EXTRACTED INFORMATION =>

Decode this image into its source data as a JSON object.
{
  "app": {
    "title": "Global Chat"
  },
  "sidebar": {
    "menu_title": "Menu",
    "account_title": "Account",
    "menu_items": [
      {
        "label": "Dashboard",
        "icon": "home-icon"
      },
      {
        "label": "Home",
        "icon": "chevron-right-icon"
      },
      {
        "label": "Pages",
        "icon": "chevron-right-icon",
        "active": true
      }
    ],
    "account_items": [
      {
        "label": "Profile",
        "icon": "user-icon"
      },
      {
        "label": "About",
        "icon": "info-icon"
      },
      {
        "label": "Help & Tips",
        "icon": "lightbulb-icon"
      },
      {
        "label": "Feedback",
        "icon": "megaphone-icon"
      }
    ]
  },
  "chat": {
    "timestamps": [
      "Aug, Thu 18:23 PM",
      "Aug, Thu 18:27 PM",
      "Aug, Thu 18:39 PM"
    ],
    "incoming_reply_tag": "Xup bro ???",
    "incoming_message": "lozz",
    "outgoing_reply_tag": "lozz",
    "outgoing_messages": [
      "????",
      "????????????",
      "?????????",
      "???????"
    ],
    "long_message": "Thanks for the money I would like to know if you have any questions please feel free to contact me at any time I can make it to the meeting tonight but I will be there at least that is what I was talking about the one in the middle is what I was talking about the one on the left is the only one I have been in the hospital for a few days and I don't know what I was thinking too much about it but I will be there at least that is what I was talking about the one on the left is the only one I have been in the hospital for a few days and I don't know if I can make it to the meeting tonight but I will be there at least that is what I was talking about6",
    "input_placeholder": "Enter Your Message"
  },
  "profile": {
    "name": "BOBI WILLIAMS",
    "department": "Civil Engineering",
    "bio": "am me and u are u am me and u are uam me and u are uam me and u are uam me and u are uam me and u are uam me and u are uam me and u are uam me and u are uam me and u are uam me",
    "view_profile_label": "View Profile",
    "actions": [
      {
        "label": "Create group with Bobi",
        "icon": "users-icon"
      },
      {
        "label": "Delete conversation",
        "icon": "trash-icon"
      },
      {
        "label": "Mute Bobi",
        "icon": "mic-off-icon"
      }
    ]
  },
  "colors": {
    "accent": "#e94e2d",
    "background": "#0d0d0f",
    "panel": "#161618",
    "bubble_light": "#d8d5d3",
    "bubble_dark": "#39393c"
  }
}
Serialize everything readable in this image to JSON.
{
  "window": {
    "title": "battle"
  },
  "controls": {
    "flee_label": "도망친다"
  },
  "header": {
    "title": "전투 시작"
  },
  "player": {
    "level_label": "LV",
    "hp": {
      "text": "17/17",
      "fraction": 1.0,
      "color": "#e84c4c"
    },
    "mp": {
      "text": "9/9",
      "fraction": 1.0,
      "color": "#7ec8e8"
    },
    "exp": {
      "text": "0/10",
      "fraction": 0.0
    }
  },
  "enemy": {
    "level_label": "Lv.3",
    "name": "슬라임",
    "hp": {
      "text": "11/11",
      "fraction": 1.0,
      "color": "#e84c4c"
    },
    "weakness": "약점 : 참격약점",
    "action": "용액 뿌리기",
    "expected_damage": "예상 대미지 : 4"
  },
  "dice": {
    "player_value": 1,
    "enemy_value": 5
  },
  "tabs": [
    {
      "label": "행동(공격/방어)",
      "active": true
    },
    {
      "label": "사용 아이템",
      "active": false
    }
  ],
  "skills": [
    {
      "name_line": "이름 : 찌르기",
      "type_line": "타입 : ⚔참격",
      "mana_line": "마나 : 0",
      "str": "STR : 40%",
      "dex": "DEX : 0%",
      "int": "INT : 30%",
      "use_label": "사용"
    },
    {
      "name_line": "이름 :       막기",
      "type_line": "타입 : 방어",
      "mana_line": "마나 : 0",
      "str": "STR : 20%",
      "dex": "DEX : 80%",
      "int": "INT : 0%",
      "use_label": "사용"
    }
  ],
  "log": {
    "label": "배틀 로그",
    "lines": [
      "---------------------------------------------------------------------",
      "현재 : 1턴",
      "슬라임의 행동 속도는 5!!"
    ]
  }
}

WHAT TO PRODUCE => Each line of the listing should be copied exactly.

RESULT =>
Decode this image into its source data as a JSON object.
{
  "app": {
    "title": "Global Chat"
  },
  "sidebar": {
    "menu_title": "Menu",
    "account_title": "Account",
    "menu_items": [
      {
        "label": "Dashboard",
        "icon": "home-icon"
      },
      {
        "label": "Home",
        "icon": "chevron-right-icon"
      },
      {
        "label": "Pages",
        "icon": "chevron-right-icon",
        "active": true
      }
    ],
    "account_items": [
      {
        "label": "Profile",
        "icon": "user-icon"
      },
      {
        "label": "About",
        "icon": "info-icon"
      },
      {
        "label": "Help & Tips",
        "icon": "lightbulb-icon"
      },
      {
        "label": "Feedback",
        "icon": "megaphone-icon"
      }
    ]
  },
  "chat": {
    "timestamps": [
      "Aug, Thu 18:23 PM",
      "Aug, Thu 18:27 PM",
      "Aug, Thu 18:39 PM"
    ],
    "incoming_reply_tag": "Xup bro ???",
    "incoming_message": "lozz",
    "outgoing_reply_tag": "lozz",
    "outgoing_messages": [
      "????",
      "????????????",
      "?????????",
      "???????"
    ],
    "long_message": "Thanks for the money I would like to know if you have any questions please feel free to contact me at any time I can make it to the meeting tonight but I will be there at least that is what I was talking about the one in the middle is what I was talking about the one on the left is the only one I have been in the hospital for a few days and I don't know what I was thinking too much about it but I will be there at least that is what I was talking about the one on the left is the only one I have been in the hospital for a few days and I don't know if I can make it to the meeting tonight but I will be there at least that is what I was talking about6",
    "input_placeholder": "Enter Your Message"
  },
  "profile": {
    "name": "BOBI WILLIAMS",
    "department": "Civil Engineering",
    "bio": "am me and u are u am me and u are uam me and u are uam me and u are uam me and u are uam me and u are uam me and u are uam me and u are uam me and u are uam me and u are uam me",
    "view_profile_label": "View Profile",
    "actions": [
      {
        "label": "Create group with Bobi",
        "icon": "users-icon"
      },
      {
        "label": "Delete conversation",
        "icon": "trash-icon"
      },
      {
        "label": "Mute Bobi",
        "icon": "mic-off-icon"
      }
    ]
  },
  "colors": {
    "accent": "#e94e2d",
    "background": "#0d0d0f",
    "panel": "#161618",
    "bubble_light": "#d8d5d3",
    "bubble_dark": "#39393c"
  }
}
Serialize everything readable in this image to JSON.
{
  "window": {
    "title": "battle"
  },
  "controls": {
    "flee_label": "도망친다"
  },
  "header": {
    "title": "전투 시작"
  },
  "player": {
    "level_label": "LV",
    "hp": {
      "text": "17/17",
      "fraction": 1.0,
      "color": "#e84c4c"
    },
    "mp": {
      "text": "9/9",
      "fraction": 1.0,
      "color": "#7ec8e8"
    },
    "exp": {
      "text": "0/10",
      "fraction": 0.0
    }
  },
  "enemy": {
    "level_label": "Lv.3",
    "name": "슬라임",
    "hp": {
      "text": "11/11",
      "fraction": 1.0,
      "color": "#e84c4c"
    },
    "weakness": "약점 : 참격약점",
    "action": "용액 뿌리기",
    "expected_damage": "예상 대미지 : 4"
  },
  "dice": {
    "player_value": 1,
    "enemy_value": 5
  },
  "tabs": [
    {
      "label": "행동(공격/방어)",
      "active": true
    },
    {
      "label": "사용 아이템",
      "active": false
    }
  ],
  "skills": [
    {
      "name_line": "이름 : 찌르기",
      "type_line": "타입 : ⚔참격",
      "mana_line": "마나 : 0",
      "str": "STR : 40%",
      "dex": "DEX : 0%",
      "int": "INT : 30%",
      "use_label": "사용"
    },
    {
      "name_line": "이름 :       막기",
      "type_line": "타입 : 방어",
      "mana_line": "마나 : 0",
      "str": "STR : 20%",
      "dex": "DEX : 80%",
      "int": "INT : 0%",
      "use_label": "사용"
    }
  ],
  "log": {
    "label": "배틀 로그",
    "lines": [
      "---------------------------------------------------------------------",
      "현재 : 1턴",
      "슬라임의 행동 속도는 5!!"
    ]
  }
}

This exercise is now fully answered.